▶ [Problem] Write the material out again exactly as it stands.

▶ [Records supplied]
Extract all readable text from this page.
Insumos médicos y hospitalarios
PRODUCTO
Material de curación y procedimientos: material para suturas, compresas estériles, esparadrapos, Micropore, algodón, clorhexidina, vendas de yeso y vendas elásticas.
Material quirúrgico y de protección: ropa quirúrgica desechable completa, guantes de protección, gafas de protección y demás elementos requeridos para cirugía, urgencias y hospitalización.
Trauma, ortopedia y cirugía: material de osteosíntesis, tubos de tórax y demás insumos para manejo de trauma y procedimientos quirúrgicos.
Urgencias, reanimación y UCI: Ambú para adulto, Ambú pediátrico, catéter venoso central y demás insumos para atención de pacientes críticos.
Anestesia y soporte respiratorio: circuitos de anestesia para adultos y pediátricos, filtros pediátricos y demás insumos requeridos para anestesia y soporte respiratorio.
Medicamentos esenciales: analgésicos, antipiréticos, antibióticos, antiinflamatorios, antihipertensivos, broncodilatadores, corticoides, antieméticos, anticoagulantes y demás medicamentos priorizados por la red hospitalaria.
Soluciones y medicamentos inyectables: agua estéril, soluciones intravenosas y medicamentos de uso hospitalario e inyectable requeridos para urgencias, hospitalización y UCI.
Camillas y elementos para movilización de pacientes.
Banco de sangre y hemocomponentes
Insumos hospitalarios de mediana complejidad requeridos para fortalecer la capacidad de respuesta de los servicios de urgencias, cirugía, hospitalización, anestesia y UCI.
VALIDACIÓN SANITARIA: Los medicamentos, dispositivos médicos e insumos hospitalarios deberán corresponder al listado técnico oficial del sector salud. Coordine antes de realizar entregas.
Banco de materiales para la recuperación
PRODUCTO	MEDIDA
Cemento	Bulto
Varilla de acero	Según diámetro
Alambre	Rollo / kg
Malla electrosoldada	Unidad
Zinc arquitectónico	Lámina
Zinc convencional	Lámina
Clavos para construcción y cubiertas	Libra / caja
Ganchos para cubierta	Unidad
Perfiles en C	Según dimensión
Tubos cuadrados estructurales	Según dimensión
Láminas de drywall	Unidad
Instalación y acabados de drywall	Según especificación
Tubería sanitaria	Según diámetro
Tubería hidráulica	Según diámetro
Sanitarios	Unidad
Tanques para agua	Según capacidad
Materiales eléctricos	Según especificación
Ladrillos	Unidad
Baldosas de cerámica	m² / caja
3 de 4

▶ [Task solution]
Extract all readable text from this page.
Insumos médicos y hospitalarios
PRODUCTO
Material de curación y procedimientos: material para suturas, compresas estériles, esparadrapos, Micropore, algodón, clorhexidina, vendas de yeso y vendas elásticas.
Material quirúrgico y de protección: ropa quirúrgica desechable completa, guantes de protección, gafas de protección y demás elementos requeridos para cirugía, urgencias y hospitalización.
Trauma, ortopedia y cirugía: material de osteosíntesis, tubos de tórax y demás insumos para manejo de trauma y procedimientos quirúrgicos.
Urgencias, reanimación y UCI: Ambú para adulto, Ambú pediátrico, catéter venoso central y demás insumos para atención de pacientes críticos.
Anestesia y soporte respiratorio: circuitos de anestesia para adultos y pediátricos, filtros pediátricos y demás insumos requeridos para anestesia y soporte respiratorio.
Medicamentos esenciales: analgésicos, antipiréticos, antibióticos, antiinflamatorios, antihipertensivos, broncodilatadores, corticoides, antieméticos, anticoagulantes y demás medicamentos priorizados por la red hospitalaria.
Soluciones y medicamentos inyectables: agua estéril, soluciones intravenosas y medicamentos de uso hospitalario e inyectable requeridos para urgencias, hospitalización y UCI.
Camillas y elementos para movilización de pacientes.
Banco de sangre y hemocomponentes
Insumos hospitalarios de mediana complejidad requeridos para fortalecer la capacidad de respuesta de los servicios de urgencias, cirugía, hospitalización, anestesia y UCI.
VALIDACIÓN SANITARIA: Los medicamentos, dispositivos médicos e insumos hospitalarios deberán corresponder al listado técnico oficial del sector salud. Coordine antes de realizar entregas.
Banco de materiales para la recuperación
PRODUCTO	MEDIDA
Cemento	Bulto
Varilla de acero	Según diámetro
Alambre	Rollo / kg
Malla electrosoldada	Unidad
Zinc arquitectónico	Lámina
Zinc convencional	Lámina
Clavos para construcción y cubiertas	Libra / caja
Ganchos para cubierta	Unidad
Perfiles en C	Según dimensión
Tubos cuadrados estructurales	Según dimensión
Láminas de drywall	Unidad
Instalación y acabados de drywall	Según especificación
Tubería sanitaria	Según diámetro
Tubería hidráulica	Según diámetro
Sanitarios	Unidad
Tanques para agua	Según capacidad
Materiales eléctricos	Según especificación
Ladrillos	Unidad
Baldosas de cerámica	m² / caja
3 de 4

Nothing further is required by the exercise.